### SOURCE DOCUMENT
* Start *

Plugin requirements :
    None

Conf values needed :
    None

Output files :
    None

Statistics creation :
    None

Statistics update :
month_stats:
   top_downloads =>
       uri => count

Statistics deletion :
    None

plugins.post_analysis.top_hits

Post analysis hook

Count TOP hits

Plugin requirements :
    None

Conf values needed :
    None

Output files :
    None

Statistics creation :
    None

Statistics update :
month_stats:
   top_hits =>
       uri => count

Statistics deletion :
    None

plugins.post_analysis.top_pages

Post analysis hook

Count TOP pages

Plugin requirements :
    None

Conf values needed :
    None

Output files :
    None

Statistics creation :
    None

Statistics update :
month_stats:
   top_pages =>
       uri => count

Statistics deletion :
    None

plugins.pre_analysis.page_to_hit

Pre analysis hook
Change page into hit and hit into page into statistics

Plugin requirements :
    None

Conf values needed :
    page_to_hit_conf*
    hit_to_page_conf*

Output files :
    None

Statistics creation :
    None

Statistics update :
visits :
   remote_addr =>
       is_page

Statistics deletion :
    None

plugins.pre_analysis.robots

Pre analysis hook

Filter robots

Plugin requirements :
    None

Conf values needed :
    None

Output files :
    None

Statistics creation :
    None

Statistics update :
visits :
   remote_addr =>
       robot
       keep_requests

Statistics deletion :
    None

* End *

### RAW DATA

* Start *

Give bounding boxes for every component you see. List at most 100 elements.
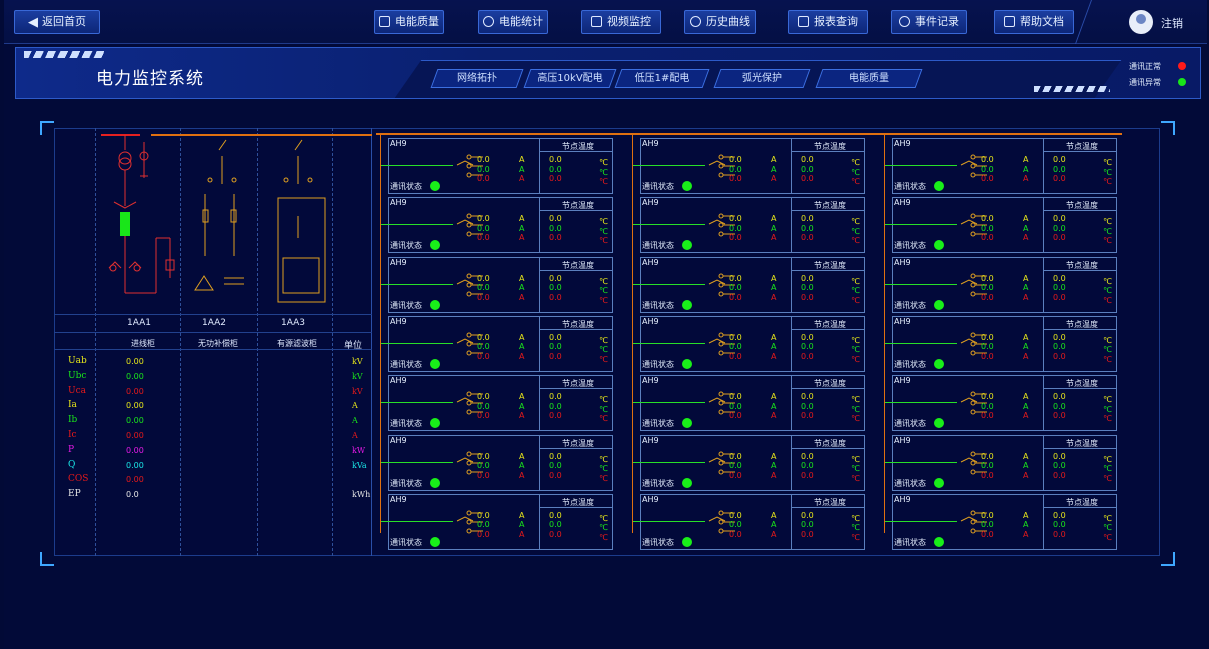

* End *

### WHAT TO PRODUCE
In the plugin documentation, which two values does the robots plugin update under remote_addr in the visits statistics?

### THE SOLUTION
robot and keep_requests